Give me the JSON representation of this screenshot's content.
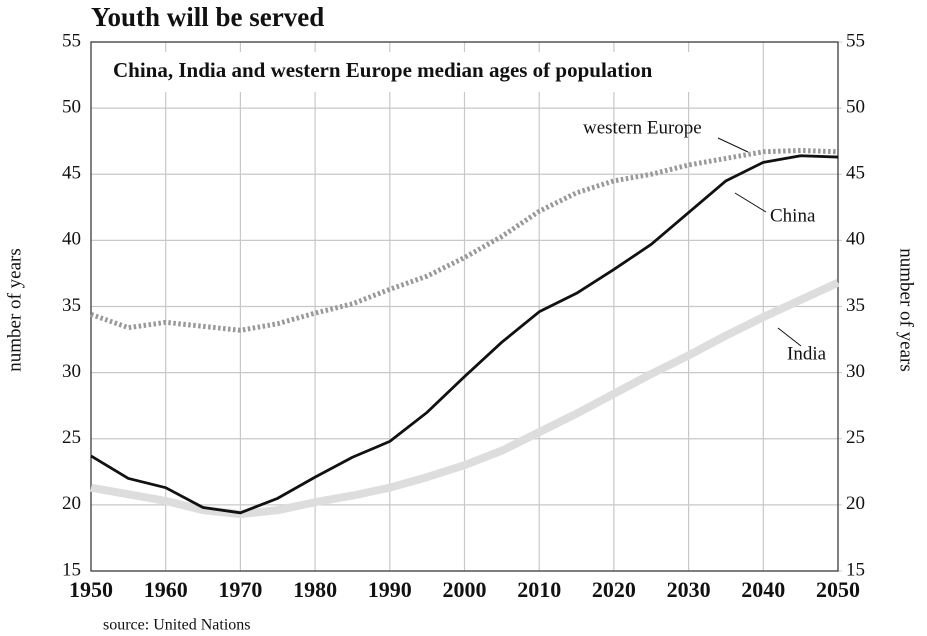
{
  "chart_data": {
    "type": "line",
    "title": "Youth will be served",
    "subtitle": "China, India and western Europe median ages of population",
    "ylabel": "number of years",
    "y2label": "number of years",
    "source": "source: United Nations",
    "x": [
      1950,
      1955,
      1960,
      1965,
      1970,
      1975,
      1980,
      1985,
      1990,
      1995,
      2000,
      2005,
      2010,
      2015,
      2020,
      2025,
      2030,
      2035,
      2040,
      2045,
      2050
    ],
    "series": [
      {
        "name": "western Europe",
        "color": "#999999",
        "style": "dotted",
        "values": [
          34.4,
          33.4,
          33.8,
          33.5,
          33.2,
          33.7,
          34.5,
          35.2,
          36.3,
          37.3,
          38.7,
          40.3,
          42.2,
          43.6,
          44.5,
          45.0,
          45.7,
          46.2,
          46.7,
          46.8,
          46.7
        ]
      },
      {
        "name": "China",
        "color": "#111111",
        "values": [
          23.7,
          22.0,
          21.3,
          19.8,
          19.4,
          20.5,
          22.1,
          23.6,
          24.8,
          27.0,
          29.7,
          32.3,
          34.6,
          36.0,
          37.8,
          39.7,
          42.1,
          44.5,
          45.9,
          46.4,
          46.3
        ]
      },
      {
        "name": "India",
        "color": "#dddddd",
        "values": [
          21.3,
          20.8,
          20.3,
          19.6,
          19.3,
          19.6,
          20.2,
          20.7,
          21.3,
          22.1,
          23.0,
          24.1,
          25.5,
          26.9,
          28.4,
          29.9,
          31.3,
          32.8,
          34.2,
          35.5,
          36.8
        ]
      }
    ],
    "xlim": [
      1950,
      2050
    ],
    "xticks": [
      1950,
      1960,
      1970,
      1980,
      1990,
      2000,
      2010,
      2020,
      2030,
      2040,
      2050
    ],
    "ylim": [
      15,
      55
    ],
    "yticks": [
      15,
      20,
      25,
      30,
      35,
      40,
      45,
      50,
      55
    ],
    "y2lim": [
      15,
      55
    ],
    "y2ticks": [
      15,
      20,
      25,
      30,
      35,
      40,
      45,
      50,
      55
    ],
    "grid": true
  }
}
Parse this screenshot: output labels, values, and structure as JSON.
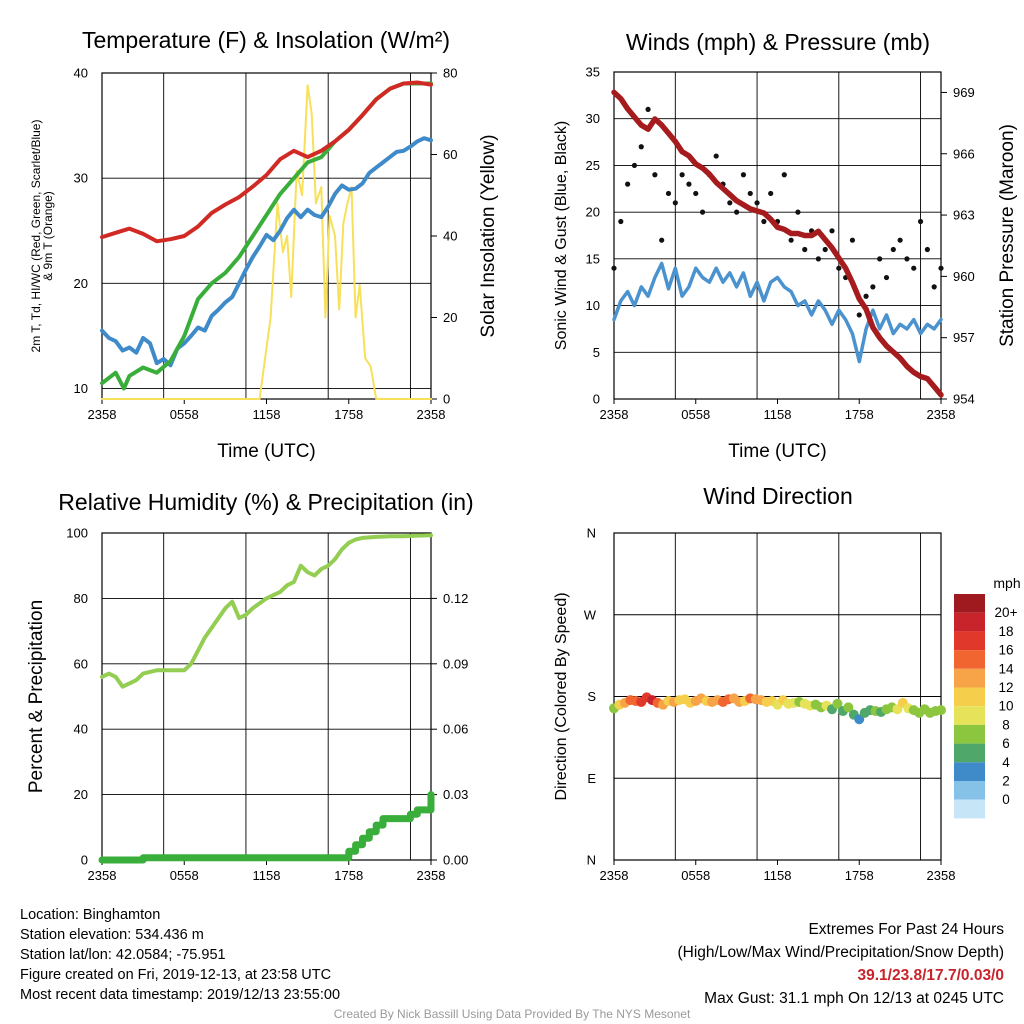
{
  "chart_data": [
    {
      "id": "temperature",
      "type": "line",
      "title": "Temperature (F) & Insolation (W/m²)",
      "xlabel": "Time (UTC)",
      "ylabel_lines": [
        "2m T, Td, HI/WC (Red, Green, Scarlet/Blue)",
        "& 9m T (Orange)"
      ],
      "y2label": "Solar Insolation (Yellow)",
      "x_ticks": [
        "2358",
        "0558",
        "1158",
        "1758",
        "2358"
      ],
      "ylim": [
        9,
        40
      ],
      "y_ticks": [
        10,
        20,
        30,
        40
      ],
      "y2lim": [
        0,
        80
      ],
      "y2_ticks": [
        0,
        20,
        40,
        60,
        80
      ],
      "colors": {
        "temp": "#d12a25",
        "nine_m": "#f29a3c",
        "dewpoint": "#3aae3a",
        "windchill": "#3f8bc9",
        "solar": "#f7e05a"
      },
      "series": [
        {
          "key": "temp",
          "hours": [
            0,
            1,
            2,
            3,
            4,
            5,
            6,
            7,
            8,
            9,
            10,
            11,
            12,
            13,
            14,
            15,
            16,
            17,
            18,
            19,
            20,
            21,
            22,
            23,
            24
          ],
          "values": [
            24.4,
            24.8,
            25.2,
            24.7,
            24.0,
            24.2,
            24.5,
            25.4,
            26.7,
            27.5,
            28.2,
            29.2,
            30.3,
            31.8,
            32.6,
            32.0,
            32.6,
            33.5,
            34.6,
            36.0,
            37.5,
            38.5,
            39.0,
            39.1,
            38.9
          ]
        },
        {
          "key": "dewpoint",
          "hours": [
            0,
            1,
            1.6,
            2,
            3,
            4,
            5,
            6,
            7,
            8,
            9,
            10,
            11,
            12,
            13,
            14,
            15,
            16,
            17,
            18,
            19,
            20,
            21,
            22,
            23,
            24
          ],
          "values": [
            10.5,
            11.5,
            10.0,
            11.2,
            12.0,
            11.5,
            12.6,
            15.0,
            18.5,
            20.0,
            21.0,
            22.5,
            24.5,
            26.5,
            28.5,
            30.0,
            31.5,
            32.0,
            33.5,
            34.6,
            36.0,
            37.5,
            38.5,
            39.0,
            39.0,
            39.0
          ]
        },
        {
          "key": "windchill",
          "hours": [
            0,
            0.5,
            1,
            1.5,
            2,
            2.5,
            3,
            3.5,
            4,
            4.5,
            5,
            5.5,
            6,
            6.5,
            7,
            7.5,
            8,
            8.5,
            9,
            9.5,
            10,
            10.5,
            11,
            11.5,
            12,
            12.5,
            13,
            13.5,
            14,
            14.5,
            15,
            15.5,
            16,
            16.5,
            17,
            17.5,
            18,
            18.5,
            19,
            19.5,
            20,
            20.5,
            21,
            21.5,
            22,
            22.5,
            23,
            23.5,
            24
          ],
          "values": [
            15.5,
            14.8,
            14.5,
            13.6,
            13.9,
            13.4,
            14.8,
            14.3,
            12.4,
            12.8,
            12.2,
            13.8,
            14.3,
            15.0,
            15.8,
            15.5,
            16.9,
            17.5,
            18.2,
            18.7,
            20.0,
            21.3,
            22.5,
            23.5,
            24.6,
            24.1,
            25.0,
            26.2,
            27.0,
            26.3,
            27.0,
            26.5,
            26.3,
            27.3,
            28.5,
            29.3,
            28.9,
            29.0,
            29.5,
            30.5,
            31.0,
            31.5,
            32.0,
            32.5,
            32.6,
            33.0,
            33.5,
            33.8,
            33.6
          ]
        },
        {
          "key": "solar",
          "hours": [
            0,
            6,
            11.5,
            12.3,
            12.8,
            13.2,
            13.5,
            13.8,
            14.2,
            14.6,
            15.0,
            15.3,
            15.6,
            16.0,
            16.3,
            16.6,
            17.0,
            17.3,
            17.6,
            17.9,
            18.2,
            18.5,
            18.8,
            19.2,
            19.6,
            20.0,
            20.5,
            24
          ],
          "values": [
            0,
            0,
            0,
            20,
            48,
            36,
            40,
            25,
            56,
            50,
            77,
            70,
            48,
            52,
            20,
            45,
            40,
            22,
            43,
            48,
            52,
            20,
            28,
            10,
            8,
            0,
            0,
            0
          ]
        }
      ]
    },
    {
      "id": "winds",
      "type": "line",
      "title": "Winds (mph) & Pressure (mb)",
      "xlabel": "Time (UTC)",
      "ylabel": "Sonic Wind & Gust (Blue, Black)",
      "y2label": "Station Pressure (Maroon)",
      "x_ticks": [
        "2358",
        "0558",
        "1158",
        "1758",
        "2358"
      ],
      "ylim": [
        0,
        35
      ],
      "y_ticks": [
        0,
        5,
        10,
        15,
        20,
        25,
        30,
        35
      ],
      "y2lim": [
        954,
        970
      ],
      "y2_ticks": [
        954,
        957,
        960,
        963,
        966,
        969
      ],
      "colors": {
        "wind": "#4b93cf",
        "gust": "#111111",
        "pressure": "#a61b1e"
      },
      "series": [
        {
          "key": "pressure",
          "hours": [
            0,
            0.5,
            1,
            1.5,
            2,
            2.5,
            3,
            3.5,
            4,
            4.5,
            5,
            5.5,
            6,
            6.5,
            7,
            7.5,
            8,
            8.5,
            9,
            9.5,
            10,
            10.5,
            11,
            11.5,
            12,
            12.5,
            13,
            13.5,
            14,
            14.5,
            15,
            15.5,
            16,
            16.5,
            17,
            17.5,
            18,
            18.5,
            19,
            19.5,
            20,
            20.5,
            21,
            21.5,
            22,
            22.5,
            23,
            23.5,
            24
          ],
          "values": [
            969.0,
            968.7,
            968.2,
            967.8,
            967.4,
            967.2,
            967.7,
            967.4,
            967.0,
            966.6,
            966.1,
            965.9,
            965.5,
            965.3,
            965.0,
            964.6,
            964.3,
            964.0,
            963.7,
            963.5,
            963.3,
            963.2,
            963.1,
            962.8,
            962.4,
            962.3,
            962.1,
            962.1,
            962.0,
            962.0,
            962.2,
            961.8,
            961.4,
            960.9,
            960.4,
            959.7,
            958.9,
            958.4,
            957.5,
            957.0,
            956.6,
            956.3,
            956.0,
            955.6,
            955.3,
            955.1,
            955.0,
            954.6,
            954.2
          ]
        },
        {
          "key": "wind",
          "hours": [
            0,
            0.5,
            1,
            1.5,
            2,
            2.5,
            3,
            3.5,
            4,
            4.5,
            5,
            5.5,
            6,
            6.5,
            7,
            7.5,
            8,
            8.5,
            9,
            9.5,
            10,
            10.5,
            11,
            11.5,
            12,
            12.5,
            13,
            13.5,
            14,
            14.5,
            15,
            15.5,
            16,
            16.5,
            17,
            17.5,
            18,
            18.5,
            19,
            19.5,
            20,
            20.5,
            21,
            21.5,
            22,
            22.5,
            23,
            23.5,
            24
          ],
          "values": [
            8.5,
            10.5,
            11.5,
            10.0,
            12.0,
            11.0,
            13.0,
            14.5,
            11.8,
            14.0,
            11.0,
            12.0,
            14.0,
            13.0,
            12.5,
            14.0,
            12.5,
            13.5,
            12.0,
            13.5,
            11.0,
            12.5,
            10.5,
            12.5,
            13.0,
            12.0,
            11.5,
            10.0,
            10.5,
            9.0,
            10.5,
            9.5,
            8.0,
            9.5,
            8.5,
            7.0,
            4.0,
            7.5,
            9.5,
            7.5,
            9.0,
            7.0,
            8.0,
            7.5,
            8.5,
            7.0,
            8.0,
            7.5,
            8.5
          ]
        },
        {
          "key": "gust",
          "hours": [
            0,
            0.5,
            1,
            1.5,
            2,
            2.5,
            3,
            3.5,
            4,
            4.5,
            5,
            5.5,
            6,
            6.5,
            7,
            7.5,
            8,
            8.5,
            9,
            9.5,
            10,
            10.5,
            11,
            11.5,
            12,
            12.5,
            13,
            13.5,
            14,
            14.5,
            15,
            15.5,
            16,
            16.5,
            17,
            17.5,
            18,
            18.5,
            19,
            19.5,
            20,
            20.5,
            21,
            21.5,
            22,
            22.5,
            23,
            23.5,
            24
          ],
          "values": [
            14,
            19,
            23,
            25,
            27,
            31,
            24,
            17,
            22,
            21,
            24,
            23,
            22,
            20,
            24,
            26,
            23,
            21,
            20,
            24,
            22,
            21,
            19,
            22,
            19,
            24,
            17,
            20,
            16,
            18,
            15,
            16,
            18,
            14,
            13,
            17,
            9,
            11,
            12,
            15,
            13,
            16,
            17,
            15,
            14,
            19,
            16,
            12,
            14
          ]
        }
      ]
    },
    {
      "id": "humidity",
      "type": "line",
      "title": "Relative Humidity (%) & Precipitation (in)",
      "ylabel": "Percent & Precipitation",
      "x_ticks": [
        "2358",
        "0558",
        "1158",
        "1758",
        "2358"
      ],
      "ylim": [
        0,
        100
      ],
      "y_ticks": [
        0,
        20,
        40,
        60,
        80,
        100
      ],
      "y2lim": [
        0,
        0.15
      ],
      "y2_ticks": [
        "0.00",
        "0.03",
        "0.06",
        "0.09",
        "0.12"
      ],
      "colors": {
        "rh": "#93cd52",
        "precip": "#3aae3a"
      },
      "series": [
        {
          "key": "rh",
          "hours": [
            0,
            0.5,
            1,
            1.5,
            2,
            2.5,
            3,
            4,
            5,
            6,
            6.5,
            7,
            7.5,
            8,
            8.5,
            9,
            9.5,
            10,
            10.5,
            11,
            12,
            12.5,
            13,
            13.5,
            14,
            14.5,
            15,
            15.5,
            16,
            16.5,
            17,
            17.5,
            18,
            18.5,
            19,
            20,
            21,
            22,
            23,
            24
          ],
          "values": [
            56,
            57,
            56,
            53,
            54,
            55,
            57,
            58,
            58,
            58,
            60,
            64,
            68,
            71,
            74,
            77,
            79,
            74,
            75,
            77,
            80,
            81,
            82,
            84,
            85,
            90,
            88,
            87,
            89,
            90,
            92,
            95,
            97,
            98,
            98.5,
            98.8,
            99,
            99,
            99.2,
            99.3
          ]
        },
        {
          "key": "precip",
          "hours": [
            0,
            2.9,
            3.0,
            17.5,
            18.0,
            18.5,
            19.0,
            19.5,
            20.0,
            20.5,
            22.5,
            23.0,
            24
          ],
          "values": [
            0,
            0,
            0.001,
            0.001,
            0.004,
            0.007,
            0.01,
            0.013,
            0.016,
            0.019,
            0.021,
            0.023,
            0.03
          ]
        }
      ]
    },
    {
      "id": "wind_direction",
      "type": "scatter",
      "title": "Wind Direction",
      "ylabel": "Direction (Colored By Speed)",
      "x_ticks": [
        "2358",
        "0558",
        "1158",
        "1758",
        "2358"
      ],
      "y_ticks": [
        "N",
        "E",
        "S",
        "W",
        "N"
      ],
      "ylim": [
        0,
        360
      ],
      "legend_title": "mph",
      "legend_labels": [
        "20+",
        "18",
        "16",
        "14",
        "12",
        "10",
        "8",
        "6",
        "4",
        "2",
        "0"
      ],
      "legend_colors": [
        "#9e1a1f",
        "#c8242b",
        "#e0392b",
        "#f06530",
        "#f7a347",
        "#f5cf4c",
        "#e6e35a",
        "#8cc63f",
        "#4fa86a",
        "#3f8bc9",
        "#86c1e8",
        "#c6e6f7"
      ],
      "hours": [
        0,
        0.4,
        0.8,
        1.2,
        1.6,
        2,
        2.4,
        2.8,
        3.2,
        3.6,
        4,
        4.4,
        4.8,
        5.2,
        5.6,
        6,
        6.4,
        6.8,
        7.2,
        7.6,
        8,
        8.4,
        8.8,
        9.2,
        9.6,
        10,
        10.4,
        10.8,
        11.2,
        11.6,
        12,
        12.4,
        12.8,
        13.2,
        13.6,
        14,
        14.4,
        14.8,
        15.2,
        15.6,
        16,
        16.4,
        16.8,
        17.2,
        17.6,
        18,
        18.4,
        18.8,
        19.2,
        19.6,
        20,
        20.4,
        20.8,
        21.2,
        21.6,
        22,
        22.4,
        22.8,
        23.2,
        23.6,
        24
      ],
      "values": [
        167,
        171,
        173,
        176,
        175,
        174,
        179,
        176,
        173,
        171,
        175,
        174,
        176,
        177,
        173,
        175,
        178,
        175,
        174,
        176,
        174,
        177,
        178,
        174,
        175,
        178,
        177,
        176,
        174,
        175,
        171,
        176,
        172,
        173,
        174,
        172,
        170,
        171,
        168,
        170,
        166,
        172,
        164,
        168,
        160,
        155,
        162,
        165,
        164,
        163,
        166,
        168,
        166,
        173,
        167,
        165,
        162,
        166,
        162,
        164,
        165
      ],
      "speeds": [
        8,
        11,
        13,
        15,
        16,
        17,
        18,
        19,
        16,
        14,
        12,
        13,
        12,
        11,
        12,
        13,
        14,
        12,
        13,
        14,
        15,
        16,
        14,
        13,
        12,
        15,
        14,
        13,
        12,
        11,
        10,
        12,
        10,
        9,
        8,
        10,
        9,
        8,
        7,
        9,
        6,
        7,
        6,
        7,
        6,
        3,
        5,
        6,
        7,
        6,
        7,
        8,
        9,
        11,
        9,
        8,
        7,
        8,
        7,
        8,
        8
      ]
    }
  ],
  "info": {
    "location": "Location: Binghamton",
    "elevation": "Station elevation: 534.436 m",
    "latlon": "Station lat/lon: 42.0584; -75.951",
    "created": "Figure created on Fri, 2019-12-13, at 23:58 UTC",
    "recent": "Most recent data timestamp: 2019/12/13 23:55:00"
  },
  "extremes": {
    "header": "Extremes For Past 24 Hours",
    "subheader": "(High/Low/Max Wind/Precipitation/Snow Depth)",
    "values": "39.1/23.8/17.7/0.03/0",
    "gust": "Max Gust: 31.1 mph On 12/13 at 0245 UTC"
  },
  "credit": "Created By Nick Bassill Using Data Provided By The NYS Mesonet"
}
- - - - -
Given instruction:
Return only those lines of the records that contain the string "Precipitation".

Solution to this task:
      "title": "Relative Humidity (%) & Precipitation (in)",
      "ylabel": "Percent & Precipitation",
    "subheader": "(High/Low/Max Wind/Precipitation/Snow Depth)",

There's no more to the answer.